WRITTEN INSTRUCTION: Set the following entries down again exactly, line by line.

INFORMATION GIVEN:
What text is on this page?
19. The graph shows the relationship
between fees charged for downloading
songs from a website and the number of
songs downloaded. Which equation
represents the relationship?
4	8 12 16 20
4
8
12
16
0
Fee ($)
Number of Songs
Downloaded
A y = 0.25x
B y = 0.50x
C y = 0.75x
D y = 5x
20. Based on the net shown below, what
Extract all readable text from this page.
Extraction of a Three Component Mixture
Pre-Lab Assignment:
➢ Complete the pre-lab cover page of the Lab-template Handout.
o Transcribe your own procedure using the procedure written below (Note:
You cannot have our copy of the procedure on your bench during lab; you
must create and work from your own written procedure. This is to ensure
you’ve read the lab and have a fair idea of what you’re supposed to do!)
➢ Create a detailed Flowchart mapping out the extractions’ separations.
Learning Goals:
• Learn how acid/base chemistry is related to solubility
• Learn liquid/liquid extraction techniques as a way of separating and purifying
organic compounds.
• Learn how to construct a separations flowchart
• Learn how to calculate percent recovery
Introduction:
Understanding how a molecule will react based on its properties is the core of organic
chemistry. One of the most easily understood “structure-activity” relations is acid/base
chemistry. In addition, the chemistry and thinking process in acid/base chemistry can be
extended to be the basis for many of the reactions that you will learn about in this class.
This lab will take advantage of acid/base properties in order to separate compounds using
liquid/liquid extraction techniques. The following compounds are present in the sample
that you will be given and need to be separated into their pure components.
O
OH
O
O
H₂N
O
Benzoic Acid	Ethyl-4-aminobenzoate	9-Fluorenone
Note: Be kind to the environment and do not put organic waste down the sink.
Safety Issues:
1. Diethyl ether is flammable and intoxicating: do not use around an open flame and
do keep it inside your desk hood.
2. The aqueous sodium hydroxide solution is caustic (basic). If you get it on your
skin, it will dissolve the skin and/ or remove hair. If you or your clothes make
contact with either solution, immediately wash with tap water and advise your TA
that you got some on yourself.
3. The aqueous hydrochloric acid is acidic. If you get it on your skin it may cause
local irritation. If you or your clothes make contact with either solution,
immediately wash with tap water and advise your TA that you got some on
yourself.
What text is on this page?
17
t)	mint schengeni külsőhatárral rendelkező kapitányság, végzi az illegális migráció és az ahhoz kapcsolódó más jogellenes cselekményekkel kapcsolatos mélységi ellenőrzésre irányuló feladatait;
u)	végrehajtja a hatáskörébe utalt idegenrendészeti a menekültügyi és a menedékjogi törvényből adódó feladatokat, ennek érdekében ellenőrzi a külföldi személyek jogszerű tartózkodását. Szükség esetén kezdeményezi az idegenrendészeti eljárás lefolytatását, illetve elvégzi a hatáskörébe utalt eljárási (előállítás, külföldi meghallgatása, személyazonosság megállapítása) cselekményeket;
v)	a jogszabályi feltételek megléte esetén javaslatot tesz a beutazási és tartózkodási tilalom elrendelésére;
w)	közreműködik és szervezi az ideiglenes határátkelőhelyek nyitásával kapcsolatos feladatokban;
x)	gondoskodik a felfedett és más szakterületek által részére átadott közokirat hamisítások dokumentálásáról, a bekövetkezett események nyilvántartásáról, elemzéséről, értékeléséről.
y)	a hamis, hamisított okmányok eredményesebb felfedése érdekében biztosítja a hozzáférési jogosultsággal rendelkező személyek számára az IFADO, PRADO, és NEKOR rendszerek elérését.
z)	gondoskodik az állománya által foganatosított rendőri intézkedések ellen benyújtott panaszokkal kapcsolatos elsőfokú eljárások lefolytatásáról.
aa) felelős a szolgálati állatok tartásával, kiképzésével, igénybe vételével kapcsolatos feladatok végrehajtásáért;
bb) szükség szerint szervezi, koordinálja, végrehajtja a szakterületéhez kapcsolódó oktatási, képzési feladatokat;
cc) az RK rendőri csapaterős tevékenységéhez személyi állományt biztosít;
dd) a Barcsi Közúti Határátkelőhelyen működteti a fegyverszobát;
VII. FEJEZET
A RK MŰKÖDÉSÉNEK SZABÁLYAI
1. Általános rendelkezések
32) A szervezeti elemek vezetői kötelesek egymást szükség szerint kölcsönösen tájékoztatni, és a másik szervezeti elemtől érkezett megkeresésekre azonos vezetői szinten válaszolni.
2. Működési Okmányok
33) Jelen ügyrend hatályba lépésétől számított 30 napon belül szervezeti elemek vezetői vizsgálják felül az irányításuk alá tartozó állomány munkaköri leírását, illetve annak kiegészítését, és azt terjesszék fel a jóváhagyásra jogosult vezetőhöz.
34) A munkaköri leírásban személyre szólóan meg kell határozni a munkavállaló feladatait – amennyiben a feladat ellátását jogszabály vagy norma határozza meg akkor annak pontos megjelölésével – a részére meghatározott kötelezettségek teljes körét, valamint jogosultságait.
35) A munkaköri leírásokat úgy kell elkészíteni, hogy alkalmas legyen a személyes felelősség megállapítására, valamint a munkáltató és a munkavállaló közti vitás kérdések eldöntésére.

EXERCISE SOLUTION:
What text is on this page?
19. The graph shows the relationship
between fees charged for downloading
songs from a website and the number of
songs downloaded. Which equation
represents the relationship?
4	8 12 16 20
4
8
12
16
0
Fee ($)
Number of Songs
Downloaded
A y = 0.25x
B y = 0.50x
C y = 0.75x
D y = 5x
20. Based on the net shown below, what
Extract all readable text from this page.
Extraction of a Three Component Mixture
Pre-Lab Assignment:
➢ Complete the pre-lab cover page of the Lab-template Handout.
o Transcribe your own procedure using the procedure written below (Note:
You cannot have our copy of the procedure on your bench during lab; you
must create and work from your own written procedure. This is to ensure
you’ve read the lab and have a fair idea of what you’re supposed to do!)
➢ Create a detailed Flowchart mapping out the extractions’ separations.
Learning Goals:
• Learn how acid/base chemistry is related to solubility
• Learn liquid/liquid extraction techniques as a way of separating and purifying
organic compounds.
• Learn how to construct a separations flowchart
• Learn how to calculate percent recovery
Introduction:
Understanding how a molecule will react based on its properties is the core of organic
chemistry. One of the most easily understood “structure-activity” relations is acid/base
chemistry. In addition, the chemistry and thinking process in acid/base chemistry can be
extended to be the basis for many of the reactions that you will learn about in this class.
This lab will take advantage of acid/base properties in order to separate compounds using
liquid/liquid extraction techniques. The following compounds are present in the sample
that you will be given and need to be separated into their pure components.
O
OH
O
O
H₂N
O
Benzoic Acid	Ethyl-4-aminobenzoate	9-Fluorenone
Note: Be kind to the environment and do not put organic waste down the sink.
Safety Issues:
1. Diethyl ether is flammable and intoxicating: do not use around an open flame and
do keep it inside your desk hood.
2. The aqueous sodium hydroxide solution is caustic (basic). If you get it on your
skin, it will dissolve the skin and/ or remove hair. If you or your clothes make
contact with either solution, immediately wash with tap water and advise your TA
that you got some on yourself.
3. The aqueous hydrochloric acid is acidic. If you get it on your skin it may cause
local irritation. If you or your clothes make contact with either solution,
immediately wash with tap water and advise your TA that you got some on
yourself.
What text is on this page?
17
t)	mint schengeni külsőhatárral rendelkező kapitányság, végzi az illegális migráció és az ahhoz kapcsolódó más jogellenes cselekményekkel kapcsolatos mélységi ellenőrzésre irányuló feladatait;
u)	végrehajtja a hatáskörébe utalt idegenrendészeti a menekültügyi és a menedékjogi törvényből adódó feladatokat, ennek érdekében ellenőrzi a külföldi személyek jogszerű tartózkodását. Szükség esetén kezdeményezi az idegenrendészeti eljárás lefolytatását, illetve elvégzi a hatáskörébe utalt eljárási (előállítás, külföldi meghallgatása, személyazonosság megállapítása) cselekményeket;
v)	a jogszabályi feltételek megléte esetén javaslatot tesz a beutazási és tartózkodási tilalom elrendelésére;
w)	közreműködik és szervezi az ideiglenes határátkelőhelyek nyitásával kapcsolatos feladatokban;
x)	gondoskodik a felfedett és más szakterületek által részére átadott közokirat hamisítások dokumentálásáról, a bekövetkezett események nyilvántartásáról, elemzéséről, értékeléséről.
y)	a hamis, hamisított okmányok eredményesebb felfedése érdekében biztosítja a hozzáférési jogosultsággal rendelkező személyek számára az IFADO, PRADO, és NEKOR rendszerek elérését.
z)	gondoskodik az állománya által foganatosított rendőri intézkedések ellen benyújtott panaszokkal kapcsolatos elsőfokú eljárások lefolytatásáról.
aa) felelős a szolgálati állatok tartásával, kiképzésével, igénybe vételével kapcsolatos feladatok végrehajtásáért;
bb) szükség szerint szervezi, koordinálja, végrehajtja a szakterületéhez kapcsolódó oktatási, képzési feladatokat;
cc) az RK rendőri csapaterős tevékenységéhez személyi állományt biztosít;
dd) a Barcsi Közúti Határátkelőhelyen működteti a fegyverszobát;
VII. FEJEZET
A RK MŰKÖDÉSÉNEK SZABÁLYAI
1. Általános rendelkezések
32) A szervezeti elemek vezetői kötelesek egymást szükség szerint kölcsönösen tájékoztatni, és a másik szervezeti elemtől érkezett megkeresésekre azonos vezetői szinten válaszolni.
2. Működési Okmányok
33) Jelen ügyrend hatályba lépésétől számított 30 napon belül szervezeti elemek vezetői vizsgálják felül az irányításuk alá tartozó állomány munkaköri leírását, illetve annak kiegészítését, és azt terjesszék fel a jóváhagyásra jogosult vezetőhöz.
34) A munkaköri leírásban személyre szólóan meg kell határozni a munkavállaló feladatait – amennyiben a feladat ellátását jogszabály vagy norma határozza meg akkor annak pontos megjelölésével – a részére meghatározott kötelezettségek teljes körét, valamint jogosultságait.
35) A munkaköri leírásokat úgy kell elkészíteni, hogy alkalmas legyen a személyes felelősség megállapítására, valamint a munkáltató és a munkavállaló közti vitás kérdések eldöntésére.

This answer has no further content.